=== SHORT PROBLEM ===
What is the number of lines holding the word "Ahmed"? Give that number alone.

=== PROVIDED MATERIAL ===

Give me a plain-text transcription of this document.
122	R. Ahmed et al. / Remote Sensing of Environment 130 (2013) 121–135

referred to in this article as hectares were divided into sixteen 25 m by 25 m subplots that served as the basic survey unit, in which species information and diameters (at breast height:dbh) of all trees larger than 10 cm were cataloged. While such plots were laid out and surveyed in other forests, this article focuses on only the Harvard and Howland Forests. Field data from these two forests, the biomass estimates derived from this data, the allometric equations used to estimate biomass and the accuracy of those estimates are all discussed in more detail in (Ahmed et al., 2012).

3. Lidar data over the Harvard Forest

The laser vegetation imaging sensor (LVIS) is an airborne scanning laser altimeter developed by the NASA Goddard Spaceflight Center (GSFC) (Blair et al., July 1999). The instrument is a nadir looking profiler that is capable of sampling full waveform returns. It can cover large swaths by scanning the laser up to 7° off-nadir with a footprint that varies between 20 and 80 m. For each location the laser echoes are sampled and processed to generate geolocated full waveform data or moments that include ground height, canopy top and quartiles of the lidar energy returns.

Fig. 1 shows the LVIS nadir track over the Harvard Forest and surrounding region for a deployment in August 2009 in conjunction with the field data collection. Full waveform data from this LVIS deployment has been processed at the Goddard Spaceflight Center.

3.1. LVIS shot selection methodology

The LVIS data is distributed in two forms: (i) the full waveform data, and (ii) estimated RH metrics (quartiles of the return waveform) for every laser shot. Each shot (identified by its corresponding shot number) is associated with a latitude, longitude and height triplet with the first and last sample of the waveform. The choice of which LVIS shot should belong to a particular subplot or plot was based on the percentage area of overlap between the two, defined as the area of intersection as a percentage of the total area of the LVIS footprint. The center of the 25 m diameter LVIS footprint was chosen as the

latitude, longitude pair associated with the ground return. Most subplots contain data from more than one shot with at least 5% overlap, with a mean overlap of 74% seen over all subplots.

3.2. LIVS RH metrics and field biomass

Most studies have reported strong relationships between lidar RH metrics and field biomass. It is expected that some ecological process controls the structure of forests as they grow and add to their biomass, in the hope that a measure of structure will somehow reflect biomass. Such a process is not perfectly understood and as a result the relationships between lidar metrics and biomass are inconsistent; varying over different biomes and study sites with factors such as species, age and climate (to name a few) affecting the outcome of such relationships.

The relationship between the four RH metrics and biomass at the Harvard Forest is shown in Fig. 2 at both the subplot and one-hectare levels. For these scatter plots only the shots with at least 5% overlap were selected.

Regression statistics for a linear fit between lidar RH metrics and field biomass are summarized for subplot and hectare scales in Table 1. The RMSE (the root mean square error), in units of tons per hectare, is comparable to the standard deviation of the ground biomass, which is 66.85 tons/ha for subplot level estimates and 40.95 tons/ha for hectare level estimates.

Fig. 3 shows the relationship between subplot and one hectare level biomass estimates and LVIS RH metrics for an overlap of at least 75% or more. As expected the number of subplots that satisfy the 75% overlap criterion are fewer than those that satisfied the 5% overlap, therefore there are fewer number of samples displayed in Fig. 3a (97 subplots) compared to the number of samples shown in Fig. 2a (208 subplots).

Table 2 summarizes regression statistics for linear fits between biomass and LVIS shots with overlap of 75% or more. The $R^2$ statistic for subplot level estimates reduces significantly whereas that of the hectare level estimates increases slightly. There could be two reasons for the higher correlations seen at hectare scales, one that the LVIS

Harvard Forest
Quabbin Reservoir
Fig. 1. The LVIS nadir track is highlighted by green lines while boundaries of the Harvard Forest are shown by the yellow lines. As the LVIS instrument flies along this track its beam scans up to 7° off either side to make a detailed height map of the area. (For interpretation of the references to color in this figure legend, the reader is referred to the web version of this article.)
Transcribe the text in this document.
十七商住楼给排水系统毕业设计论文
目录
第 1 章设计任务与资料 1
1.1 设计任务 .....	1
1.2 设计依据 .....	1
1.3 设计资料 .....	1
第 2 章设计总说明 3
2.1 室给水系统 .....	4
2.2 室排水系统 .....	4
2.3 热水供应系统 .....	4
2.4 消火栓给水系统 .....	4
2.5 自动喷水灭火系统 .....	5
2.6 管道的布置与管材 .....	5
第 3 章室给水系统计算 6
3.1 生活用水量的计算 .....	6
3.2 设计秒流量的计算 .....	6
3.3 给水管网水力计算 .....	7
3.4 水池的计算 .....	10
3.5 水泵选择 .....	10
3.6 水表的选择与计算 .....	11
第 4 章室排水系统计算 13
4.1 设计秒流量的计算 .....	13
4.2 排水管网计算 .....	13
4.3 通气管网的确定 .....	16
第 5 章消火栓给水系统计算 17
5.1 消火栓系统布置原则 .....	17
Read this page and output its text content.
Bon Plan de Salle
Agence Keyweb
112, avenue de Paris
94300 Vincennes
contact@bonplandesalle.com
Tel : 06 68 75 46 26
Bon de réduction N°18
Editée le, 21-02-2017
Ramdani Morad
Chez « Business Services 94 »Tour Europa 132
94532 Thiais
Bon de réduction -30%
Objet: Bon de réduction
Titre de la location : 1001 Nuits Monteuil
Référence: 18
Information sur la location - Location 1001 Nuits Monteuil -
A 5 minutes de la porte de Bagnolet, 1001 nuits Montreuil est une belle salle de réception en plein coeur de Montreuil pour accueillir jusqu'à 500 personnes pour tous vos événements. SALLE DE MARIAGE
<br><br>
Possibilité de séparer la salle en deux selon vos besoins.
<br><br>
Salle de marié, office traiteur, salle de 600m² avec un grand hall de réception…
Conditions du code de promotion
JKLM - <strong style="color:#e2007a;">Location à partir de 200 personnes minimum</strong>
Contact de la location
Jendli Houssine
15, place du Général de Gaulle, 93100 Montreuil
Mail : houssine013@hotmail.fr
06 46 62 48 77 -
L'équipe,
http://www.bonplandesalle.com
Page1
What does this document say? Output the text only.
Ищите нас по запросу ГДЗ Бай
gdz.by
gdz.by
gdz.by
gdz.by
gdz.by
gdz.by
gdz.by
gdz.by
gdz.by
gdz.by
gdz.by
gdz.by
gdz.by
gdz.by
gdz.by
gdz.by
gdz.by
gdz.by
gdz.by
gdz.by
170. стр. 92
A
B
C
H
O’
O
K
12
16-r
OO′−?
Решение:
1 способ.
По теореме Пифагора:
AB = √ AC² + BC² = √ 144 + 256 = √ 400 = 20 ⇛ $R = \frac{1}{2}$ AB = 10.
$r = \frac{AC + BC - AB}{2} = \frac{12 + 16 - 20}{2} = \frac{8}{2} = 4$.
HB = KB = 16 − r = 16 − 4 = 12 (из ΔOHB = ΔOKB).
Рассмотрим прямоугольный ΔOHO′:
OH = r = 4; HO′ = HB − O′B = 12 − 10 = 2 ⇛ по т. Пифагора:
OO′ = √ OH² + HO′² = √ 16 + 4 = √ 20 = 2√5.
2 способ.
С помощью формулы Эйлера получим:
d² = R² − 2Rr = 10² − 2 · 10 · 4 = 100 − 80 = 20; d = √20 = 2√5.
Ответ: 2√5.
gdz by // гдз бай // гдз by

=== OUTPUT FOR THIS EXERCISE ===
2